_WHAT IS EXPECTED:_
Exact reproduction is required for all entries.

_DATA SECTION:_
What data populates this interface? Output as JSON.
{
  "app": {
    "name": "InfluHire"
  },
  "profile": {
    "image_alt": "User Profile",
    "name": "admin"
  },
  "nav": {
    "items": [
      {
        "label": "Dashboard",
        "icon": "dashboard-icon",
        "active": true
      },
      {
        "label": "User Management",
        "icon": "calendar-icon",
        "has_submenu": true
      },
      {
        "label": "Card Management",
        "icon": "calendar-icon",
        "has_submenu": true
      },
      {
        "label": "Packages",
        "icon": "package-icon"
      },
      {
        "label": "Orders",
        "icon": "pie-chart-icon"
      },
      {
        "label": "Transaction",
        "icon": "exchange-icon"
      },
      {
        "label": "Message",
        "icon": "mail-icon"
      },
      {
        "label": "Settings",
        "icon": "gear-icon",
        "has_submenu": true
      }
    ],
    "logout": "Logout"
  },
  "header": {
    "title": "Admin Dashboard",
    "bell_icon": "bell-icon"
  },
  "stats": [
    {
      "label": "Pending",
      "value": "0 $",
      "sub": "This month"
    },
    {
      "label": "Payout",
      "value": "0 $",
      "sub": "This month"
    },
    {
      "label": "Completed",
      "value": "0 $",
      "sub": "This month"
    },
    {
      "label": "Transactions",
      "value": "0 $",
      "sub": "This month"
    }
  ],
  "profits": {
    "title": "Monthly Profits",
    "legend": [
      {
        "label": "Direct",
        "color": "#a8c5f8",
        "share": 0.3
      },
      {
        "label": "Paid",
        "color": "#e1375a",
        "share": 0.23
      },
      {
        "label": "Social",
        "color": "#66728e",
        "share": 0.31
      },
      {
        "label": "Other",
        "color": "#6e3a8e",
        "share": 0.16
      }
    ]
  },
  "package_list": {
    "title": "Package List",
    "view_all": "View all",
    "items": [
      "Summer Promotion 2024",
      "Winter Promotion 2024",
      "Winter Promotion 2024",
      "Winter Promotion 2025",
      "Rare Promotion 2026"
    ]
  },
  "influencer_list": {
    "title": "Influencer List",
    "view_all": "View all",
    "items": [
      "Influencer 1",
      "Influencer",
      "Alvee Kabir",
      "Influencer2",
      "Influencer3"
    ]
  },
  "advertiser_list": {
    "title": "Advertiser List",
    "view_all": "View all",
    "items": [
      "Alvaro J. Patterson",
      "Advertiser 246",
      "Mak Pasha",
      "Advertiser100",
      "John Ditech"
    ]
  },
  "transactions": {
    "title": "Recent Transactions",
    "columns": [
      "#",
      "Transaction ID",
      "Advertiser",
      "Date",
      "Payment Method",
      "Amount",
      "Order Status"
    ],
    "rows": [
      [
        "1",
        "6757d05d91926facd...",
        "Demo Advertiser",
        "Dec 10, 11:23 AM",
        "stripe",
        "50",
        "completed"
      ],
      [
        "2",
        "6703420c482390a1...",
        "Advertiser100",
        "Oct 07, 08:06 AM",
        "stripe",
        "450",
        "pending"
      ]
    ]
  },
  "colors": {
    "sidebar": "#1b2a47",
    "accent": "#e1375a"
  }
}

_REPLY TO THE TASK:_
What data populates this interface? Output as JSON.
{
  "app": {
    "name": "InfluHire"
  },
  "profile": {
    "image_alt": "User Profile",
    "name": "admin"
  },
  "nav": {
    "items": [
      {
        "label": "Dashboard",
        "icon": "dashboard-icon",
        "active": true
      },
      {
        "label": "User Management",
        "icon": "calendar-icon",
        "has_submenu": true
      },
      {
        "label": "Card Management",
        "icon": "calendar-icon",
        "has_submenu": true
      },
      {
        "label": "Packages",
        "icon": "package-icon"
      },
      {
        "label": "Orders",
        "icon": "pie-chart-icon"
      },
      {
        "label": "Transaction",
        "icon": "exchange-icon"
      },
      {
        "label": "Message",
        "icon": "mail-icon"
      },
      {
        "label": "Settings",
        "icon": "gear-icon",
        "has_submenu": true
      }
    ],
    "logout": "Logout"
  },
  "header": {
    "title": "Admin Dashboard",
    "bell_icon": "bell-icon"
  },
  "stats": [
    {
      "label": "Pending",
      "value": "0 $",
      "sub": "This month"
    },
    {
      "label": "Payout",
      "value": "0 $",
      "sub": "This month"
    },
    {
      "label": "Completed",
      "value": "0 $",
      "sub": "This month"
    },
    {
      "label": "Transactions",
      "value": "0 $",
      "sub": "This month"
    }
  ],
  "profits": {
    "title": "Monthly Profits",
    "legend": [
      {
        "label": "Direct",
        "color": "#a8c5f8",
        "share": 0.3
      },
      {
        "label": "Paid",
        "color": "#e1375a",
        "share": 0.23
      },
      {
        "label": "Social",
        "color": "#66728e",
        "share": 0.31
      },
      {
        "label": "Other",
        "color": "#6e3a8e",
        "share": 0.16
      }
    ]
  },
  "package_list": {
    "title": "Package List",
    "view_all": "View all",
    "items": [
      "Summer Promotion 2024",
      "Winter Promotion 2024",
      "Winter Promotion 2024",
      "Winter Promotion 2025",
      "Rare Promotion 2026"
    ]
  },
  "influencer_list": {
    "title": "Influencer List",
    "view_all": "View all",
    "items": [
      "Influencer 1",
      "Influencer",
      "Alvee Kabir",
      "Influencer2",
      "Influencer3"
    ]
  },
  "advertiser_list": {
    "title": "Advertiser List",
    "view_all": "View all",
    "items": [
      "Alvaro J. Patterson",
      "Advertiser 246",
      "Mak Pasha",
      "Advertiser100",
      "John Ditech"
    ]
  },
  "transactions": {
    "title": "Recent Transactions",
    "columns": [
      "#",
      "Transaction ID",
      "Advertiser",
      "Date",
      "Payment Method",
      "Amount",
      "Order Status"
    ],
    "rows": [
      [
        "1",
        "6757d05d91926facd...",
        "Demo Advertiser",
        "Dec 10, 11:23 AM",
        "stripe",
        "50",
        "completed"
      ],
      [
        "2",
        "6703420c482390a1...",
        "Advertiser100",
        "Oct 07, 08:06 AM",
        "stripe",
        "450",
        "pending"
      ]
    ]
  },
  "colors": {
    "sidebar": "#1b2a47",
    "accent": "#e1375a"
  }
}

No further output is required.